| Lines of data |
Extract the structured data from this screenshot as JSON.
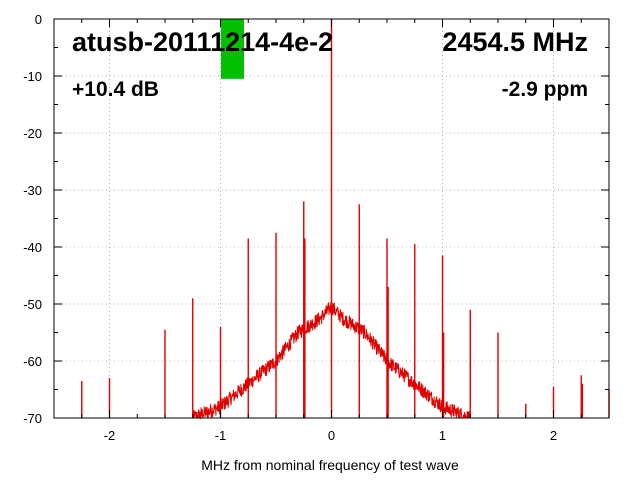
{
  "chart_data": {
    "type": "line",
    "title": "",
    "xlabel": "MHz from nominal frequency of test wave",
    "ylabel": "",
    "xlim": [
      -2.5,
      2.5
    ],
    "ylim": [
      -70,
      0
    ],
    "x_ticks": [
      -2,
      -1,
      0,
      1,
      2
    ],
    "y_ticks": [
      0,
      -10,
      -20,
      -30,
      -40,
      -50,
      -60,
      -70
    ],
    "grid": true,
    "annotations": {
      "device": "atusb-20111214-4e-2",
      "frequency": "2454.5 MHz",
      "level": "+10.4 dB",
      "offset": "-2.9 ppm"
    },
    "indicator": {
      "color": "#00c000",
      "level_db": -10.5
    },
    "series": [
      {
        "color": "#e00000",
        "noise_floor_x": [
          -1.25,
          -1.0,
          -0.75,
          -0.5,
          -0.3,
          -0.1,
          0.0,
          0.1,
          0.3,
          0.5,
          0.75,
          1.0,
          1.25
        ],
        "noise_floor_y": [
          -70,
          -68,
          -64,
          -60,
          -55,
          -52.5,
          -50.5,
          -52.5,
          -55,
          -60,
          -64,
          -68,
          -70
        ],
        "spurs_x": [
          -2.25,
          -2.0,
          -1.5,
          -1.25,
          -1.0,
          -0.75,
          -0.5,
          -0.25,
          -0.24,
          0.0,
          0.25,
          0.5,
          0.51,
          0.75,
          1.0,
          1.01,
          1.25,
          1.5,
          1.75,
          2.0,
          2.25,
          2.26,
          2.5
        ],
        "spurs_y": [
          -63.5,
          -63,
          -54.5,
          -49,
          -54,
          -38.5,
          -37.5,
          -32,
          -38.5,
          0,
          -32.5,
          -38.5,
          -47,
          -39.5,
          -41.5,
          -55,
          -51,
          -55,
          -67.5,
          -64.5,
          -62.5,
          -64,
          -65
        ]
      }
    ]
  }
}
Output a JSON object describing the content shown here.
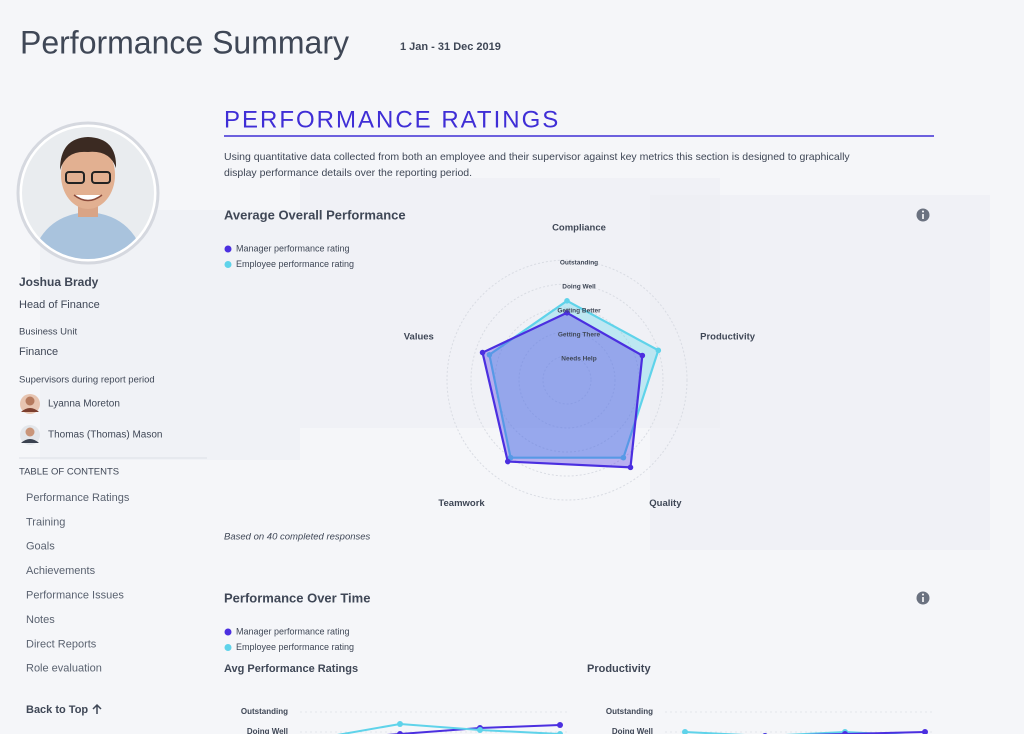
{
  "header": {
    "title": "Performance Summary",
    "date_range": "1 Jan - 31 Dec 2019"
  },
  "profile": {
    "name": "Joshua Brady",
    "role": "Head of Finance",
    "business_unit_label": "Business Unit",
    "business_unit": "Finance",
    "supervisors_label": "Supervisors during report period",
    "supervisors": [
      "Lyanna Moreton",
      "Thomas (Thomas) Mason"
    ]
  },
  "toc": {
    "title": "TABLE OF CONTENTS",
    "items": [
      "Performance Ratings",
      "Training",
      "Goals",
      "Achievements",
      "Performance Issues",
      "Notes",
      "Direct Reports",
      "Role evaluation"
    ],
    "back_to_top": "Back to Top"
  },
  "section": {
    "title": "PERFORMANCE RATINGS",
    "description_lines": [
      "Using quantitative data collected from both an employee and their supervisor against key metrics this section is designed to graphically",
      "display performance details over the reporting period."
    ]
  },
  "over_time": {
    "title": "Performance Over Time"
  },
  "chart_data": [
    {
      "type": "radar",
      "title": "Average Overall Performance",
      "axes": [
        "Compliance",
        "Productivity",
        "Quality",
        "Teamwork",
        "Values"
      ],
      "rlim": [
        0,
        5
      ],
      "rticks": [
        {
          "value": 1,
          "label": "Needs Help"
        },
        {
          "value": 2,
          "label": "Getting There"
        },
        {
          "value": 3,
          "label": "Getting Better"
        },
        {
          "value": 4,
          "label": "Doing Well"
        },
        {
          "value": 5,
          "label": "Outstanding"
        }
      ],
      "series": [
        {
          "name": "Manager performance rating",
          "color": "#4b2fe0",
          "values": [
            2.8,
            3.3,
            4.5,
            4.2,
            3.7
          ]
        },
        {
          "name": "Employee performance rating",
          "color": "#5fd3ea",
          "values": [
            3.3,
            4.0,
            4.0,
            4.0,
            3.4
          ]
        }
      ],
      "note": "Based on 40 completed responses"
    },
    {
      "type": "line",
      "title": "Avg Performance Ratings",
      "categories": [
        null,
        null,
        null,
        null
      ],
      "ylim": [
        0,
        5
      ],
      "yticks": [
        {
          "value": 5,
          "label": "Outstanding"
        },
        {
          "value": 4,
          "label": "Doing Well"
        }
      ],
      "series": [
        {
          "name": "Manager performance rating",
          "color": "#4b2fe0",
          "values": [
            3.6,
            3.9,
            4.2,
            4.35
          ]
        },
        {
          "name": "Employee performance rating",
          "color": "#5fd3ea",
          "values": [
            3.7,
            4.4,
            4.1,
            3.9
          ]
        }
      ]
    },
    {
      "type": "line",
      "title": "Productivity",
      "categories": [
        null,
        null,
        null,
        null
      ],
      "ylim": [
        0,
        5
      ],
      "yticks": [
        {
          "value": 5,
          "label": "Outstanding"
        },
        {
          "value": 4,
          "label": "Doing Well"
        }
      ],
      "series": [
        {
          "color": "#5fd3ea",
          "values": [
            4.0,
            3.8,
            4.0,
            3.8
          ]
        },
        {
          "color": "#4b2fe0",
          "values": [
            3.7,
            3.8,
            3.9,
            4.0
          ]
        }
      ]
    }
  ]
}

| WHAT IS REQUIRED |
Please set down each line of the data above exactly as written, without the pictures.

| EXERCISE RESPONSE |
Extract the structured data from this screenshot as JSON.
{
  "chart_data": {
    "type": "line",
    "title": "",
    "xlabel": "MHz from nominal frequency of test wave",
    "ylabel": "",
    "xlim": [
      -2.5,
      2.5
    ],
    "ylim": [
      -70,
      0
    ],
    "x_ticks": [
      -2,
      -1,
      0,
      1,
      2
    ],
    "y_ticks": [
      0,
      -10,
      -20,
      -30,
      -40,
      -50,
      -60,
      -70
    ],
    "grid": true,
    "annotations": {
      "device": "atusb-20111214-4e-2",
      "frequency": "2454.5 MHz",
      "level": "+10.4 dB",
      "offset": "-2.9 ppm"
    },
    "indicator": {
      "color": "#00c000",
      "level_db": -10.5
    },
    "series": [
      {
        "color": "#e00000",
        "noise_floor_x": [
          -1.25,
          -1.0,
          -0.75,
          -0.5,
          -0.3,
          -0.1,
          0.0,
          0.1,
          0.3,
          0.5,
          0.75,
          1.0,
          1.25
        ],
        "noise_floor_y": [
          -70,
          -68,
          -64,
          -60,
          -55,
          -52.5,
          -50.5,
          -52.5,
          -55,
          -60,
          -64,
          -68,
          -70
        ],
        "spurs_x": [
          -2.25,
          -2.0,
          -1.5,
          -1.25,
          -1.0,
          -0.75,
          -0.5,
          -0.25,
          -0.24,
          0.0,
          0.25,
          0.5,
          0.51,
          0.75,
          1.0,
          1.01,
          1.25,
          1.5,
          1.75,
          2.0,
          2.25,
          2.26,
          2.5
        ],
        "spurs_y": [
          -63.5,
          -63,
          -54.5,
          -49,
          -54,
          -38.5,
          -37.5,
          -32,
          -38.5,
          0,
          -32.5,
          -38.5,
          -47,
          -39.5,
          -41.5,
          -55,
          -51,
          -55,
          -67.5,
          -64.5,
          -62.5,
          -64,
          -65
        ]
      }
    ]
  }
}
Output a JSON object describing the content shown here.
{
  "header": {
    "title": "Performance Summary",
    "date_range": "1 Jan - 31 Dec 2019"
  },
  "profile": {
    "name": "Joshua Brady",
    "role": "Head of Finance",
    "business_unit_label": "Business Unit",
    "business_unit": "Finance",
    "supervisors_label": "Supervisors during report period",
    "supervisors": [
      "Lyanna Moreton",
      "Thomas (Thomas) Mason"
    ]
  },
  "toc": {
    "title": "TABLE OF CONTENTS",
    "items": [
      "Performance Ratings",
      "Training",
      "Goals",
      "Achievements",
      "Performance Issues",
      "Notes",
      "Direct Reports",
      "Role evaluation"
    ],
    "back_to_top": "Back to Top"
  },
  "section": {
    "title": "PERFORMANCE RATINGS",
    "description_lines": [
      "Using quantitative data collected from both an employee and their supervisor against key metrics this section is designed to graphically",
      "display performance details over the reporting period."
    ]
  },
  "over_time": {
    "title": "Performance Over Time"
  },
  "chart_data": [
    {
      "type": "radar",
      "title": "Average Overall Performance",
      "axes": [
        "Compliance",
        "Productivity",
        "Quality",
        "Teamwork",
        "Values"
      ],
      "rlim": [
        0,
        5
      ],
      "rticks": [
        {
          "value": 1,
          "label": "Needs Help"
        },
        {
          "value": 2,
          "label": "Getting There"
        },
        {
          "value": 3,
          "label": "Getting Better"
        },
        {
          "value": 4,
          "label": "Doing Well"
        },
        {
          "value": 5,
          "label": "Outstanding"
        }
      ],
      "series": [
        {
          "name": "Manager performance rating",
          "color": "#4b2fe0",
          "values": [
            2.8,
            3.3,
            4.5,
            4.2,
            3.7
          ]
        },
        {
          "name": "Employee performance rating",
          "color": "#5fd3ea",
          "values": [
            3.3,
            4.0,
            4.0,
            4.0,
            3.4
          ]
        }
      ],
      "note": "Based on 40 completed responses"
    },
    {
      "type": "line",
      "title": "Avg Performance Ratings",
      "categories": [
        null,
        null,
        null,
        null
      ],
      "ylim": [
        0,
        5
      ],
      "yticks": [
        {
          "value": 5,
          "label": "Outstanding"
        },
        {
          "value": 4,
          "label": "Doing Well"
        }
      ],
      "series": [
        {
          "name": "Manager performance rating",
          "color": "#4b2fe0",
          "values": [
            3.6,
            3.9,
            4.2,
            4.35
          ]
        },
        {
          "name": "Employee performance rating",
          "color": "#5fd3ea",
          "values": [
            3.7,
            4.4,
            4.1,
            3.9
          ]
        }
      ]
    },
    {
      "type": "line",
      "title": "Productivity",
      "categories": [
        null,
        null,
        null,
        null
      ],
      "ylim": [
        0,
        5
      ],
      "yticks": [
        {
          "value": 5,
          "label": "Outstanding"
        },
        {
          "value": 4,
          "label": "Doing Well"
        }
      ],
      "series": [
        {
          "color": "#5fd3ea",
          "values": [
            4.0,
            3.8,
            4.0,
            3.8
          ]
        },
        {
          "color": "#4b2fe0",
          "values": [
            3.7,
            3.8,
            3.9,
            4.0
          ]
        }
      ]
    }
  ]
}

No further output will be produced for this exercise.